* **WHAT NEEDS TO BE DONE**
Say how many lines of the listing below contain "нѣтъ", giving the number and nothing else.

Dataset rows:
* * *
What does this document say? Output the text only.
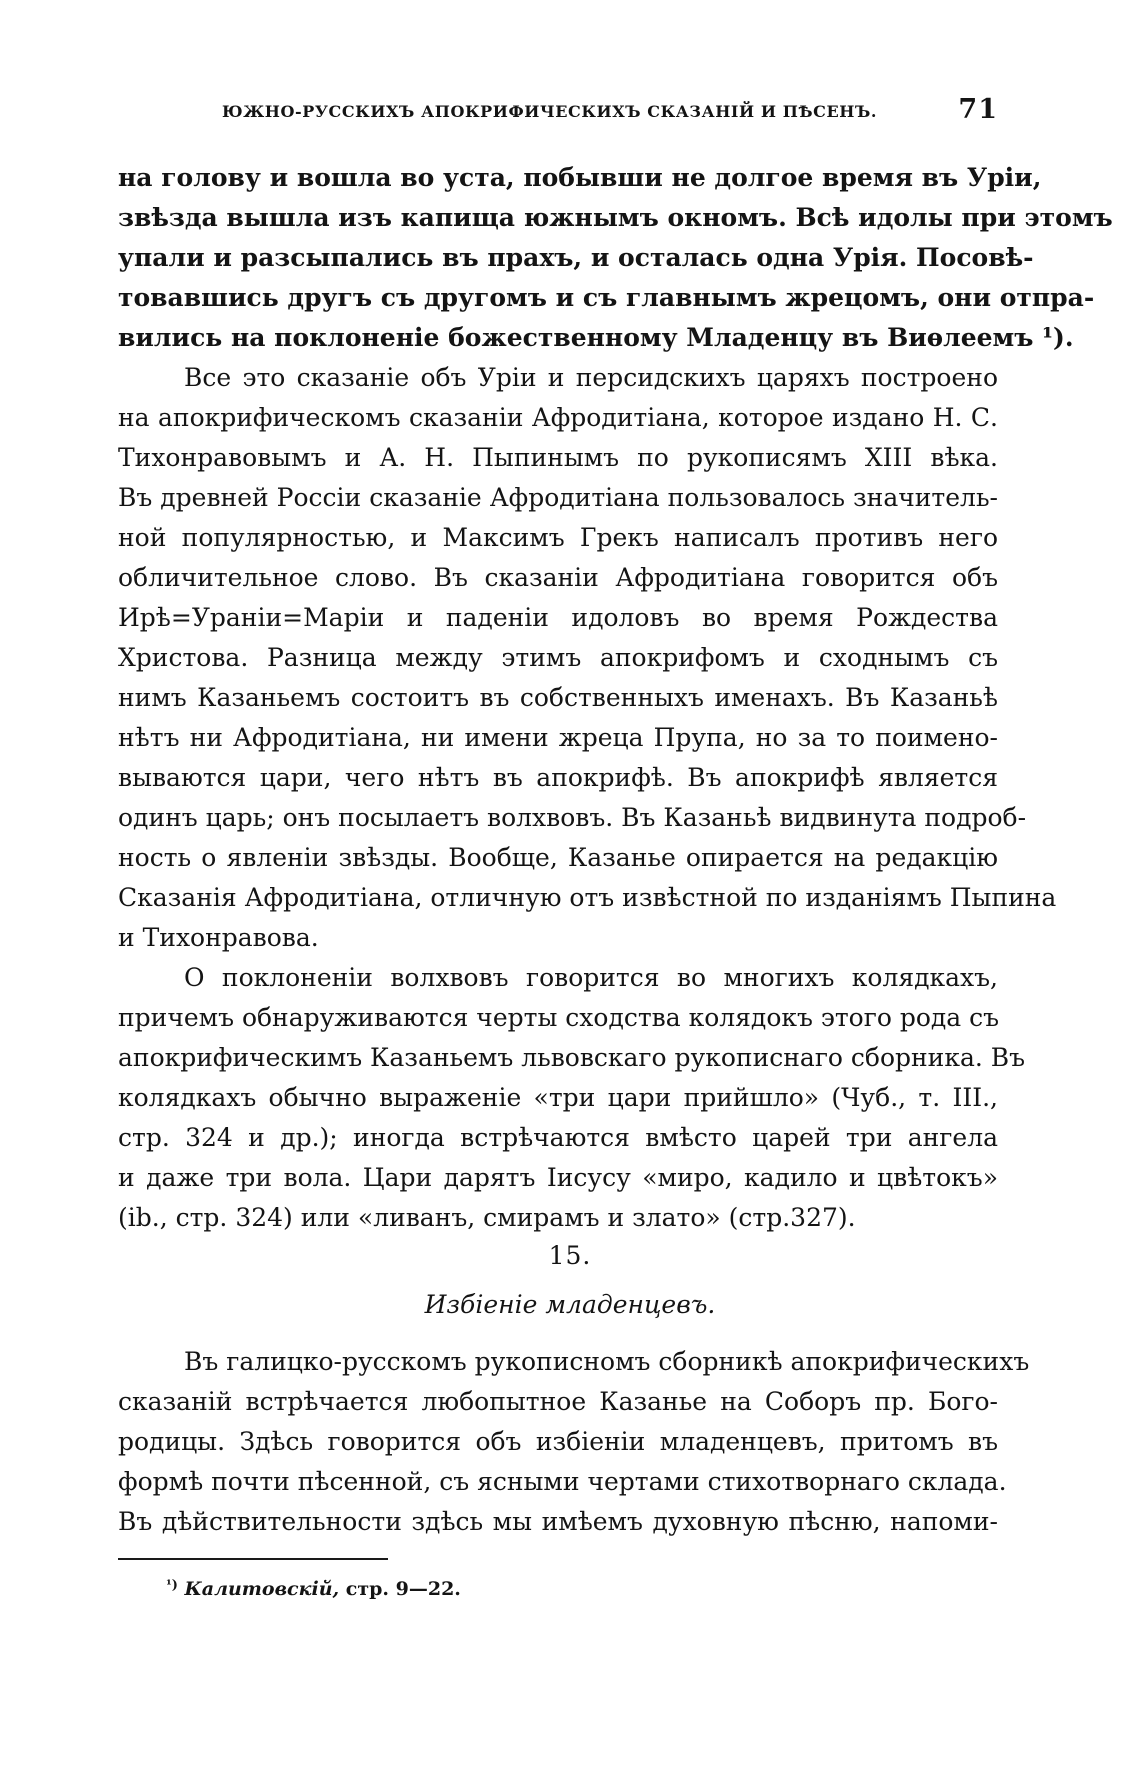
ЮЖНО-РУССКИХЪ АПОКРИФИЧЕСКИХЪ СКАЗАНІЙ И ПѢСЕНЪ.	71
на голову и вошла во уста, побывши не долгое время въ Уріи,
звѣзда вышла изъ капища южнымъ окномъ. Всѣ идолы при этомъ
упали и разсыпались въ прахъ, и осталась одна Урія. Посовѣ-
товавшись другъ съ другомъ и съ главнымъ жрецомъ, они отпра-
вились на поклоненіе божественному Младенцу въ Виѳлеемъ ¹).
Все это сказаніе объ Уріи и персидскихъ царяхъ построено
на апокрифическомъ сказаніи Афродитіана, которое издано Н. С.
Тихонравовымъ и А. Н. Пыпинымъ по рукописямъ XIII вѣка.
Въ древней Россіи сказаніе Афродитіана пользовалось значитель-
ной популярностью, и Максимъ Грекъ написалъ противъ него
обличительное слово. Въ сказаніи Афродитіана говорится объ
Ирѣ=Ураніи=Маріи и паденіи идоловъ во время Рождества
Христова. Разница между этимъ апокрифомъ и сходнымъ съ
нимъ Казаньемъ состоитъ въ собственныхъ именахъ. Въ Казаньѣ
нѣтъ ни Афродитіана, ни имени жреца Прупа, но за то поимено-
вываются цари, чего нѣтъ въ апокрифѣ. Въ апокрифѣ является
одинъ царь; онъ посылаетъ волхвовъ. Въ Казаньѣ видвинута подроб-
ность о явленіи звѣзды. Вообще, Казанье опирается на редакцію
Сказанія Афродитіана, отличную отъ извѣстной по изданіямъ Пыпина
и Тихонравова.
О поклоненіи волхвовъ говорится во многихъ колядкахъ,
причемъ обнаруживаются черты сходства колядокъ этого рода съ
апокрифическимъ Казаньемъ львовскаго рукописнаго сборника. Въ
колядкахъ обычно выраженіе «три цари прийшло» (Чуб., т. III.,
стр. 324 и др.); иногда встрѣчаются вмѣсто царей три ангела
и даже три вола. Цари дарятъ Іисусу «миро, кадило и цвѣтокъ»
(ib., стр. 324) или «ливанъ, смирамъ и злато» (стр.327).
15.
Избіеніе младенцевъ.
Въ галицко-русскомъ рукописномъ сборникѣ апокрифическихъ
сказаній встрѣчается любопытное Казанье на Соборъ пр. Бого-
родицы. Здѣсь говорится объ избіеніи младенцевъ, притомъ въ
формѣ почти пѣсенной, съ ясными чертами стихотворнаго склада.
Въ дѣйствительности здѣсь мы имѣемъ духовную пѣсню, напоми-
$^{^1)}$ Калитовскій, стр. 9—22.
* * *
* **EXPECTED ANSWER**
2